Recorded data:
****************

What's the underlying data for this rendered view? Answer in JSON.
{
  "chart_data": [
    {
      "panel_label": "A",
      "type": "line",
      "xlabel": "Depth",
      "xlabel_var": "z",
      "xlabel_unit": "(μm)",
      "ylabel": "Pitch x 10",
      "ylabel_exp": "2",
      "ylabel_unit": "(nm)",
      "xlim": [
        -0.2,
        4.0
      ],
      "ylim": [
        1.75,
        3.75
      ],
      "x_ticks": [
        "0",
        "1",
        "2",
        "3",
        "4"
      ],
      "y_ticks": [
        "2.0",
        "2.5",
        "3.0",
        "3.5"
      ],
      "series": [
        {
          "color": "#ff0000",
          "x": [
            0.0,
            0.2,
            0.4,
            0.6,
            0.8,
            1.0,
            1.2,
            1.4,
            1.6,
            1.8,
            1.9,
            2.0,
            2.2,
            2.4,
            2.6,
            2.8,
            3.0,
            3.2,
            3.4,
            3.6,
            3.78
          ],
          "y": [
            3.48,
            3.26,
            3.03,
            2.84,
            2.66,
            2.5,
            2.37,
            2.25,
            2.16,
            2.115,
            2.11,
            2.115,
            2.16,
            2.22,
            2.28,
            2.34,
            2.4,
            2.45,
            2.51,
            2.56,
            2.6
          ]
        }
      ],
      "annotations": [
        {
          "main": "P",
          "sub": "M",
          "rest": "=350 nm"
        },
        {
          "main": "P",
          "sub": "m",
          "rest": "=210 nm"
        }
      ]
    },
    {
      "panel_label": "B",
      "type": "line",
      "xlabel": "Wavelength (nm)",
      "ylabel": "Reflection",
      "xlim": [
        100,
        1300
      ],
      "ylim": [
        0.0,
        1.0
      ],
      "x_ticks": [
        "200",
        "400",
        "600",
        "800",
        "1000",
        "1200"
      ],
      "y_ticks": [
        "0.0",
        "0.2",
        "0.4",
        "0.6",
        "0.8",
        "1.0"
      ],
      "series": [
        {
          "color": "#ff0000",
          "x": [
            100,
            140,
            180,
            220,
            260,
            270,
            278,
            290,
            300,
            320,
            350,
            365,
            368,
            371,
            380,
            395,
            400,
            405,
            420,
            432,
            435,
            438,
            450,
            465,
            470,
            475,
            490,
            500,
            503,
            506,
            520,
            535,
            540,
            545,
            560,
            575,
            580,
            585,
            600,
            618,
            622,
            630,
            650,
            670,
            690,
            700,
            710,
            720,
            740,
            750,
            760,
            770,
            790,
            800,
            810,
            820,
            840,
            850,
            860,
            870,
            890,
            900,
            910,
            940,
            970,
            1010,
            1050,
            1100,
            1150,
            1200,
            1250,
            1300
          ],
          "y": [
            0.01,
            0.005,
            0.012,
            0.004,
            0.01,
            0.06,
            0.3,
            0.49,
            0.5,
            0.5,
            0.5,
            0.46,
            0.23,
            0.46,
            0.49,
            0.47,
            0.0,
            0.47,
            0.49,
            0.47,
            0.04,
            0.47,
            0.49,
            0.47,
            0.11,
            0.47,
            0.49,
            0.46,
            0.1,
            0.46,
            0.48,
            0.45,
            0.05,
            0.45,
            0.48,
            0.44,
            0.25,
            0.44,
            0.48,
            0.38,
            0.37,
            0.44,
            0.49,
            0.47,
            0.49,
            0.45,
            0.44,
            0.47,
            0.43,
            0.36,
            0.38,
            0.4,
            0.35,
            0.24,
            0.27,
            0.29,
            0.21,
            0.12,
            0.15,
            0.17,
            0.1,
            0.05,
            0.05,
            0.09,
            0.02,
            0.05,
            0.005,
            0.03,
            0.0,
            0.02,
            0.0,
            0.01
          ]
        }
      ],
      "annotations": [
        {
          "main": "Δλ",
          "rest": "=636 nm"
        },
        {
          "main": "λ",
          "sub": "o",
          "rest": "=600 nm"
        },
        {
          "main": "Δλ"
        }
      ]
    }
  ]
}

****************

Brief:
Make an exact copy of the listing, including every line.

Final answer:
What's the underlying data for this rendered view? Answer in JSON.
{
  "chart_data": [
    {
      "panel_label": "A",
      "type": "line",
      "xlabel": "Depth",
      "xlabel_var": "z",
      "xlabel_unit": "(μm)",
      "ylabel": "Pitch x 10",
      "ylabel_exp": "2",
      "ylabel_unit": "(nm)",
      "xlim": [
        -0.2,
        4.0
      ],
      "ylim": [
        1.75,
        3.75
      ],
      "x_ticks": [
        "0",
        "1",
        "2",
        "3",
        "4"
      ],
      "y_ticks": [
        "2.0",
        "2.5",
        "3.0",
        "3.5"
      ],
      "series": [
        {
          "color": "#ff0000",
          "x": [
            0.0,
            0.2,
            0.4,
            0.6,
            0.8,
            1.0,
            1.2,
            1.4,
            1.6,
            1.8,
            1.9,
            2.0,
            2.2,
            2.4,
            2.6,
            2.8,
            3.0,
            3.2,
            3.4,
            3.6,
            3.78
          ],
          "y": [
            3.48,
            3.26,
            3.03,
            2.84,
            2.66,
            2.5,
            2.37,
            2.25,
            2.16,
            2.115,
            2.11,
            2.115,
            2.16,
            2.22,
            2.28,
            2.34,
            2.4,
            2.45,
            2.51,
            2.56,
            2.6
          ]
        }
      ],
      "annotations": [
        {
          "main": "P",
          "sub": "M",
          "rest": "=350 nm"
        },
        {
          "main": "P",
          "sub": "m",
          "rest": "=210 nm"
        }
      ]
    },
    {
      "panel_label": "B",
      "type": "line",
      "xlabel": "Wavelength (nm)",
      "ylabel": "Reflection",
      "xlim": [
        100,
        1300
      ],
      "ylim": [
        0.0,
        1.0
      ],
      "x_ticks": [
        "200",
        "400",
        "600",
        "800",
        "1000",
        "1200"
      ],
      "y_ticks": [
        "0.0",
        "0.2",
        "0.4",
        "0.6",
        "0.8",
        "1.0"
      ],
      "series": [
        {
          "color": "#ff0000",
          "x": [
            100,
            140,
            180,
            220,
            260,
            270,
            278,
            290,
            300,
            320,
            350,
            365,
            368,
            371,
            380,
            395,
            400,
            405,
            420,
            432,
            435,
            438,
            450,
            465,
            470,
            475,
            490,
            500,
            503,
            506,
            520,
            535,
            540,
            545,
            560,
            575,
            580,
            585,
            600,
            618,
            622,
            630,
            650,
            670,
            690,
            700,
            710,
            720,
            740,
            750,
            760,
            770,
            790,
            800,
            810,
            820,
            840,
            850,
            860,
            870,
            890,
            900,
            910,
            940,
            970,
            1010,
            1050,
            1100,
            1150,
            1200,
            1250,
            1300
          ],
          "y": [
            0.01,
            0.005,
            0.012,
            0.004,
            0.01,
            0.06,
            0.3,
            0.49,
            0.5,
            0.5,
            0.5,
            0.46,
            0.23,
            0.46,
            0.49,
            0.47,
            0.0,
            0.47,
            0.49,
            0.47,
            0.04,
            0.47,
            0.49,
            0.47,
            0.11,
            0.47,
            0.49,
            0.46,
            0.1,
            0.46,
            0.48,
            0.45,
            0.05,
            0.45,
            0.48,
            0.44,
            0.25,
            0.44,
            0.48,
            0.38,
            0.37,
            0.44,
            0.49,
            0.47,
            0.49,
            0.45,
            0.44,
            0.47,
            0.43,
            0.36,
            0.38,
            0.4,
            0.35,
            0.24,
            0.27,
            0.29,
            0.21,
            0.12,
            0.15,
            0.17,
            0.1,
            0.05,
            0.05,
            0.09,
            0.02,
            0.05,
            0.005,
            0.03,
            0.0,
            0.02,
            0.0,
            0.01
          ]
        }
      ],
      "annotations": [
        {
          "main": "Δλ",
          "rest": "=636 nm"
        },
        {
          "main": "λ",
          "sub": "o",
          "rest": "=600 nm"
        },
        {
          "main": "Δλ"
        }
      ]
    }
  ]
}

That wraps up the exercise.